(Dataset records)
=====

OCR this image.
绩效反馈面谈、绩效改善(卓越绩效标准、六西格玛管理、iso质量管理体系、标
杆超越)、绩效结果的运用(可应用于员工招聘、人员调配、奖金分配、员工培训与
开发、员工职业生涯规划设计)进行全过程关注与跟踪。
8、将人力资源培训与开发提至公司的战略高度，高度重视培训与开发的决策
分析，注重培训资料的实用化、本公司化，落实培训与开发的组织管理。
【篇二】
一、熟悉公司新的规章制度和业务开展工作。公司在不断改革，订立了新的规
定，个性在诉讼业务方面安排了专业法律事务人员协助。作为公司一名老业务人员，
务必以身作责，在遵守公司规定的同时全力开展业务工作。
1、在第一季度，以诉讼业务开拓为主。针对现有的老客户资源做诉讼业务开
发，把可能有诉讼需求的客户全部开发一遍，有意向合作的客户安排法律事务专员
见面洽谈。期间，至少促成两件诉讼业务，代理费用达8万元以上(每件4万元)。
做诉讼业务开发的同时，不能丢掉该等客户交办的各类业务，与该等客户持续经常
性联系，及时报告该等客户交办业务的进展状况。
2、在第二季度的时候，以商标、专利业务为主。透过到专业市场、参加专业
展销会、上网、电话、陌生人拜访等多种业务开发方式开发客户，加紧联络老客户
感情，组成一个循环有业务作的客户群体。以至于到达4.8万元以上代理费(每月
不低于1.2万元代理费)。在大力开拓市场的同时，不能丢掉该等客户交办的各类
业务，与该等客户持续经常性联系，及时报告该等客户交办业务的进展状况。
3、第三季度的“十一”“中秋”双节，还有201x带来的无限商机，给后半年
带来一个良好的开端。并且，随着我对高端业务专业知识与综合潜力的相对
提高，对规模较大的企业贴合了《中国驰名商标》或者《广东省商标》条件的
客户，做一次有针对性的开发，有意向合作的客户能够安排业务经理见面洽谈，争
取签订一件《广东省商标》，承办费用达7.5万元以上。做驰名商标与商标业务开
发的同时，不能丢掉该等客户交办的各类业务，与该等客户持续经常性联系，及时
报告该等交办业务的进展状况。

=====

* _PROBLEM TO SOLVE_:
Collect the complete line wherever the string "及时报告该等客户交办业务的进展状况" appears in the records.

* _OUTPUT FOR THIS TASK_:
性联系，及时报告该等客户交办业务的进展状况。
业务，与该等客户持续经常性联系，及时报告该等客户交办业务的进展状况。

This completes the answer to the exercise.